+++ Available records +++
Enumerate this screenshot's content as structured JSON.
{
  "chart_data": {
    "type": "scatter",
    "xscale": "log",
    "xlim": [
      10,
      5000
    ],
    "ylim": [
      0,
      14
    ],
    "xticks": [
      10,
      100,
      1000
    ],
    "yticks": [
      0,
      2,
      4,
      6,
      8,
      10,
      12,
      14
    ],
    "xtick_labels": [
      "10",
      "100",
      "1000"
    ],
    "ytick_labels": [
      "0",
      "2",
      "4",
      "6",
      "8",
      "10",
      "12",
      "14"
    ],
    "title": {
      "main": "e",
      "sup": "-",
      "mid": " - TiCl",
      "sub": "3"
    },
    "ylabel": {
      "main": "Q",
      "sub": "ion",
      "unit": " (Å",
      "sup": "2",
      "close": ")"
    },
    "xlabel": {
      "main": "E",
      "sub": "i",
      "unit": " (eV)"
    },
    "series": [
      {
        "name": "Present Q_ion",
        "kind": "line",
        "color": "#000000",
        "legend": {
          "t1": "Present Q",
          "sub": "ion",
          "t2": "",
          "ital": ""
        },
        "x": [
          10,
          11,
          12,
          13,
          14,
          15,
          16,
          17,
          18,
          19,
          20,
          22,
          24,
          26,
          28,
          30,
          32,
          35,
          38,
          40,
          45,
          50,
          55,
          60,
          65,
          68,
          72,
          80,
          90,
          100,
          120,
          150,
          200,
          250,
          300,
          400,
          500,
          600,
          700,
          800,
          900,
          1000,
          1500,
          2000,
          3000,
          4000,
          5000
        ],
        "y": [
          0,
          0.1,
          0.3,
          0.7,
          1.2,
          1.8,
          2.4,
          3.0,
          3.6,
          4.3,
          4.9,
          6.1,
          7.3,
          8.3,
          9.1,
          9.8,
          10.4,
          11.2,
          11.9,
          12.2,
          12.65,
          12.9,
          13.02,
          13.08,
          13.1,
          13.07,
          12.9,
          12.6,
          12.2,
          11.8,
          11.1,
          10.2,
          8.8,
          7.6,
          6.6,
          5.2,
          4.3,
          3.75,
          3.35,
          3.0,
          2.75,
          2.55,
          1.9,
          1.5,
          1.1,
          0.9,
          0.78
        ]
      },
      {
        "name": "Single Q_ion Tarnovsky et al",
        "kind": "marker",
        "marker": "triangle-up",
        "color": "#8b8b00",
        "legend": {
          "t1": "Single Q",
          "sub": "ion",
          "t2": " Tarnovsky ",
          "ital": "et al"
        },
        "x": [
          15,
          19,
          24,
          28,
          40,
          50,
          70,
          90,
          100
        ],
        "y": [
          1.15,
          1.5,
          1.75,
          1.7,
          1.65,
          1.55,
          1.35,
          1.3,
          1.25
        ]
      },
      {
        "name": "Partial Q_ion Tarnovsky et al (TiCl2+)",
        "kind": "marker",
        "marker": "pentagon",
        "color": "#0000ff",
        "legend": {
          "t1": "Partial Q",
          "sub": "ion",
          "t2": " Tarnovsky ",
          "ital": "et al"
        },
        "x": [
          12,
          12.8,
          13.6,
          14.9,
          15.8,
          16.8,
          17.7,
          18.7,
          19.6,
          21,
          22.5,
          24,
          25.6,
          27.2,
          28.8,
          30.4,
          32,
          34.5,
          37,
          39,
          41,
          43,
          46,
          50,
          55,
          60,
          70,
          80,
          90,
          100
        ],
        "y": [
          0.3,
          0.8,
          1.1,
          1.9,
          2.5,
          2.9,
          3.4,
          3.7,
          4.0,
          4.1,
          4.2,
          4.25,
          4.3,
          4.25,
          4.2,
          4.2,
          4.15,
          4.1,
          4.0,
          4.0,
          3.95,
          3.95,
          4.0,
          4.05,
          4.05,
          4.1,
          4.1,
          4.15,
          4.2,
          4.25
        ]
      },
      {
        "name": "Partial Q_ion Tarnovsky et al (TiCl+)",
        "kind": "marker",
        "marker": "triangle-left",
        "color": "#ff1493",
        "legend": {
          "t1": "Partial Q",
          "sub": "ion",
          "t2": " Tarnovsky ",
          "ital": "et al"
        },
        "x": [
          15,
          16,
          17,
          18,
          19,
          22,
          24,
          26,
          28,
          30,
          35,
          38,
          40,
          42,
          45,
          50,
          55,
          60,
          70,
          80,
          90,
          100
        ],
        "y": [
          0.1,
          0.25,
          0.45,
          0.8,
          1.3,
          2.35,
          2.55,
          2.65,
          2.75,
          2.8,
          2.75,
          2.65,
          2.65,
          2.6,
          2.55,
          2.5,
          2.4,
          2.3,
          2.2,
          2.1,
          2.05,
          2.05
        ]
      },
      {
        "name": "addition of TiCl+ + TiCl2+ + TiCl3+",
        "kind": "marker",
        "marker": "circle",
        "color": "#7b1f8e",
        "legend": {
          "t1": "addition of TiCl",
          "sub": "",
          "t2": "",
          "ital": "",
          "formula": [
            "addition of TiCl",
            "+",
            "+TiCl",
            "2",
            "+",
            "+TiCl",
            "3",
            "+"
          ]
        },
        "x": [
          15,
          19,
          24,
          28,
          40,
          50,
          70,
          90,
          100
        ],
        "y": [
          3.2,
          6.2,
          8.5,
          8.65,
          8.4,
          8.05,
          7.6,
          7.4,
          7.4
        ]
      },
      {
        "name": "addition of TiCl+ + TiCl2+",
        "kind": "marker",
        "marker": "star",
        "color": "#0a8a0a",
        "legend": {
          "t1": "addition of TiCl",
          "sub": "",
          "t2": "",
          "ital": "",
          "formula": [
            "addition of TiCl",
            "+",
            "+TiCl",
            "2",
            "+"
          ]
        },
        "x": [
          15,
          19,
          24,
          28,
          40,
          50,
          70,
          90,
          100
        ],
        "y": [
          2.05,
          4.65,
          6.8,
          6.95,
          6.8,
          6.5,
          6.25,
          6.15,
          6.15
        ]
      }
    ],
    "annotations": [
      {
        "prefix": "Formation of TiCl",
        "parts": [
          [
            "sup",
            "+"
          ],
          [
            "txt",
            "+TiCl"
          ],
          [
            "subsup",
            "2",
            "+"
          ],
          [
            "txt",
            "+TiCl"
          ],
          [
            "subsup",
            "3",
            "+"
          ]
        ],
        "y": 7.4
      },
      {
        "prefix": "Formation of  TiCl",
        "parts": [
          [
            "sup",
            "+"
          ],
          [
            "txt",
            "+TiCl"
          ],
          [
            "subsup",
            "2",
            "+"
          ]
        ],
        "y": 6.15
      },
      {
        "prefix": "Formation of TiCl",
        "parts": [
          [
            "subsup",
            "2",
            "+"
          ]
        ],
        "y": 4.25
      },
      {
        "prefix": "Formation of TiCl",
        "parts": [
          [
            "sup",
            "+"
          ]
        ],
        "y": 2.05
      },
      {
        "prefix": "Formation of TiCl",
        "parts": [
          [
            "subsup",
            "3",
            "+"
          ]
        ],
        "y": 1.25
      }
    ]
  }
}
+++
### Objective
Copy every line in the listing above where the string "triangle" turns up.

### Task solution
        "marker": "triangle-up",
        "marker": "triangle-left",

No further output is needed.